◆ **What is being asked**: In the records that follow, locate every line with "Understanding" and extract it.

=======

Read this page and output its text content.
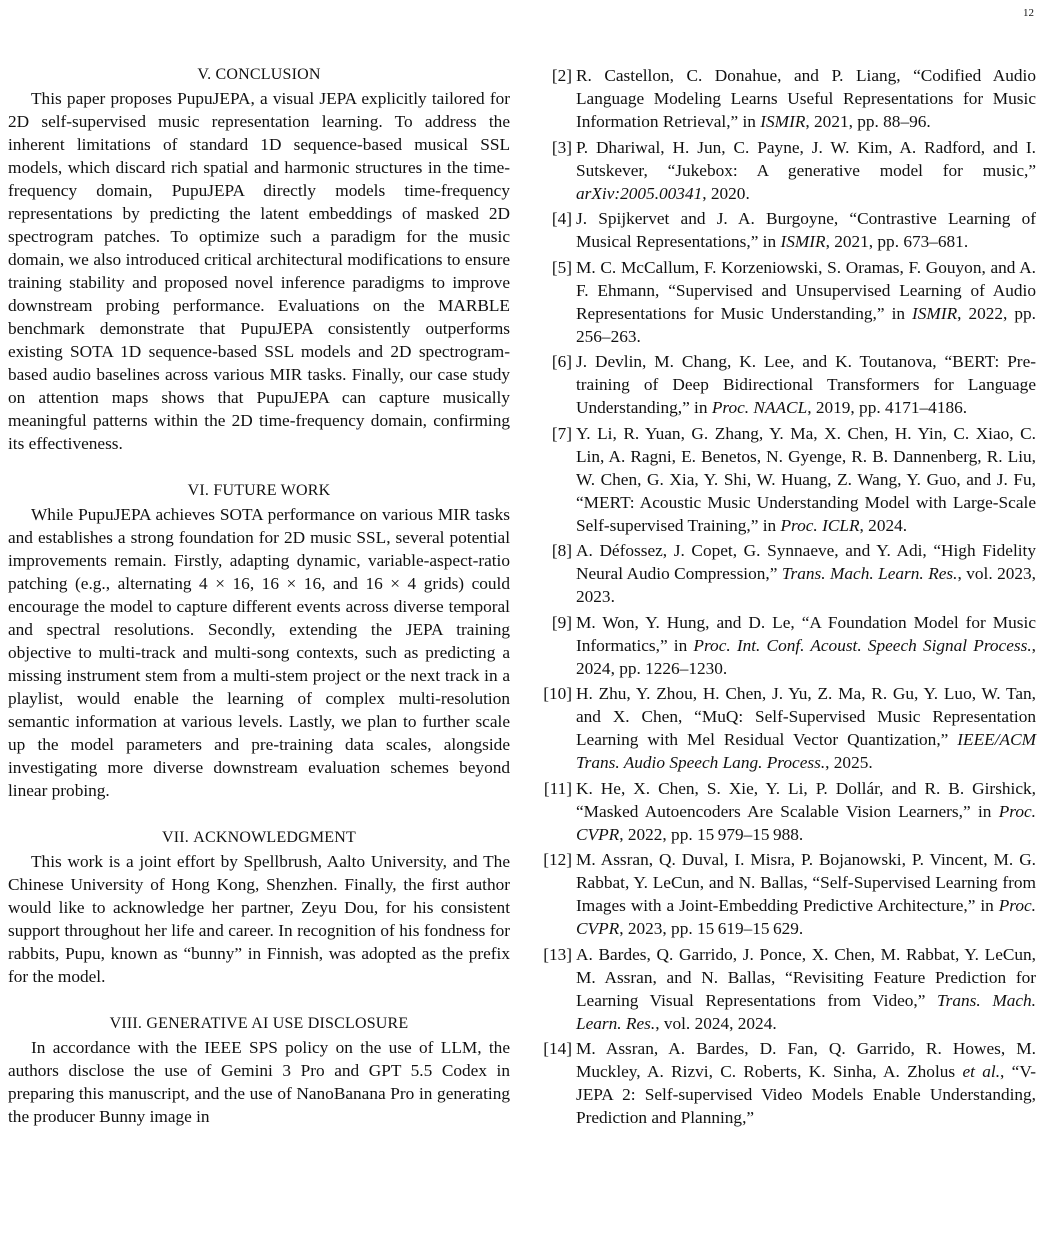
12
V. CONCLUSION

This paper proposes PupuJEPA, a visual JEPA explicitly tailored for 2D self-supervised music representation learning. To address the inherent limitations of standard 1D sequence-based musical SSL models, which discard rich spatial and harmonic structures in the time-frequency domain, PupuJEPA directly models time-frequency representations by predicting the latent embeddings of masked 2D spectrogram patches. To optimize such a paradigm for the music domain, we also introduced critical architectural modifications to ensure training stability and proposed novel inference paradigms to improve downstream probing performance. Evaluations on the MARBLE benchmark demonstrate that PupuJEPA consistently outperforms existing SOTA 1D sequence-based SSL models and 2D spectrogram-based audio baselines across various MIR tasks. Finally, our case study on attention maps shows that PupuJEPA can capture musically meaningful patterns within the 2D time-frequency domain, confirming its effectiveness.

VI. FUTURE WORK

While PupuJEPA achieves SOTA performance on various MIR tasks and establishes a strong foundation for 2D music SSL, several potential improvements remain. Firstly, adapting dynamic, variable-aspect-ratio patching (e.g., alternating 4 × 16, 16 × 16, and 16 × 4 grids) could encourage the model to capture different events across diverse temporal and spectral resolutions. Secondly, extending the JEPA training objective to multi-track and multi-song contexts, such as predicting a missing instrument stem from a multi-stem project or the next track in a playlist, would enable the learning of complex multi-resolution semantic information at various levels. Lastly, we plan to further scale up the model parameters and pre-training data scales, alongside investigating more diverse downstream evaluation schemes beyond linear probing.

VII. ACKNOWLEDGMENT

This work is a joint effort by Spellbrush, Aalto University, and The Chinese University of Hong Kong, Shenzhen. Finally, the first author would like to acknowledge her partner, Zeyu Dou, for his consistent support throughout her life and career. In recognition of his fondness for rabbits, Pupu, known as “bunny” in Finnish, was adopted as the prefix for the model.

VIII. GENERATIVE AI USE DISCLOSURE

In accordance with the IEEE SPS policy on the use of LLM, the authors disclose the use of Gemini 3 Pro and GPT 5.5 Codex in preparing this manuscript, and the use of NanoBanana Pro in generating the producer Bunny image in

[2] R. Castellon, C. Donahue, and P. Liang, “Codified Audio Language Modeling Learns Useful Representations for Music Information Retrieval,” in ISMIR, 2021, pp. 88–96.
[3] P. Dhariwal, H. Jun, C. Payne, J. W. Kim, A. Radford, and I. Sutskever, “Jukebox: A generative model for music,” arXiv:2005.00341, 2020.
[4] J. Spijkervet and J. A. Burgoyne, “Contrastive Learning of Musical Representations,” in ISMIR, 2021, pp. 673–681.
[5] M. C. McCallum, F. Korzeniowski, S. Oramas, F. Gouyon, and A. F. Ehmann, “Supervised and Unsupervised Learning of Audio Representations for Music Understanding,” in ISMIR, 2022, pp. 256–263.
[6] J. Devlin, M. Chang, K. Lee, and K. Toutanova, “BERT: Pre-training of Deep Bidirectional Transformers for Language Understanding,” in Proc. NAACL, 2019, pp. 4171–4186.
[7] Y. Li, R. Yuan, G. Zhang, Y. Ma, X. Chen, H. Yin, C. Xiao, C. Lin, A. Ragni, E. Benetos, N. Gyenge, R. B. Dannenberg, R. Liu, W. Chen, G. Xia, Y. Shi, W. Huang, Z. Wang, Y. Guo, and J. Fu, “MERT: Acoustic Music Understanding Model with Large-Scale Self-supervised Training,” in Proc. ICLR, 2024.
[8] A. Défossez, J. Copet, G. Synnaeve, and Y. Adi, “High Fidelity Neural Audio Compression,” Trans. Mach. Learn. Res., vol. 2023, 2023.
[9] M. Won, Y. Hung, and D. Le, “A Foundation Model for Music Informatics,” in Proc. Int. Conf. Acoust. Speech Signal Process., 2024, pp. 1226–1230.
[10] H. Zhu, Y. Zhou, H. Chen, J. Yu, Z. Ma, R. Gu, Y. Luo, W. Tan, and X. Chen, “MuQ: Self-Supervised Music Representation Learning with Mel Residual Vector Quantization,” IEEE/ACM Trans. Audio Speech Lang. Process., 2025.
[11] K. He, X. Chen, S. Xie, Y. Li, P. Dollár, and R. B. Girshick, “Masked Autoencoders Are Scalable Vision Learners,” in Proc. CVPR, 2022, pp. 15 979–15 988.
[12] M. Assran, Q. Duval, I. Misra, P. Bojanowski, P. Vincent, M. G. Rabbat, Y. LeCun, and N. Ballas, “Self-Supervised Learning from Images with a Joint-Embedding Predictive Architecture,” in Proc. CVPR, 2023, pp. 15 619–15 629.
[13] A. Bardes, Q. Garrido, J. Ponce, X. Chen, M. Rabbat, Y. LeCun, M. Assran, and N. Ballas, “Revisiting Feature Prediction for Learning Visual Representations from Video,” Trans. Mach. Learn. Res., vol. 2024, 2024.
[14] M. Assran, A. Bardes, D. Fan, Q. Garrido, R. Howes, M. Muckley, A. Rizvi, C. Roberts, K. Sinha, A. Zholus et al., “V-JEPA 2: Self-supervised Video Models Enable Understanding, Prediction and Planning,”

=======

◆ **Solution for this exercise**:
[5] M. C. McCallum, F. Korzeniowski, S. Oramas, F. Gouyon, and A. F. Ehmann, “Supervised and Unsupervised Learning of Audio Representations for Music Understanding,” in ISMIR, 2022, pp. 256–263.
[6] J. Devlin, M. Chang, K. Lee, and K. Toutanova, “BERT: Pre-training of Deep Bidirectional Transformers for Language Understanding,” in Proc. NAACL, 2019, pp. 4171–4186.
[7] Y. Li, R. Yuan, G. Zhang, Y. Ma, X. Chen, H. Yin, C. Xiao, C. Lin, A. Ragni, E. Benetos, N. Gyenge, R. B. Dannenberg, R. Liu, W. Chen, G. Xia, Y. Shi, W. Huang, Z. Wang, Y. Guo, and J. Fu, “MERT: Acoustic Music Understanding Model with Large-Scale Self-supervised Training,” in Proc. ICLR, 2024.
[14] M. Assran, A. Bardes, D. Fan, Q. Garrido, R. Howes, M. Muckley, A. Rizvi, C. Roberts, K. Sinha, A. Zholus et al., “V-JEPA 2: Self-supervised Video Models Enable Understanding, Prediction and Planning,”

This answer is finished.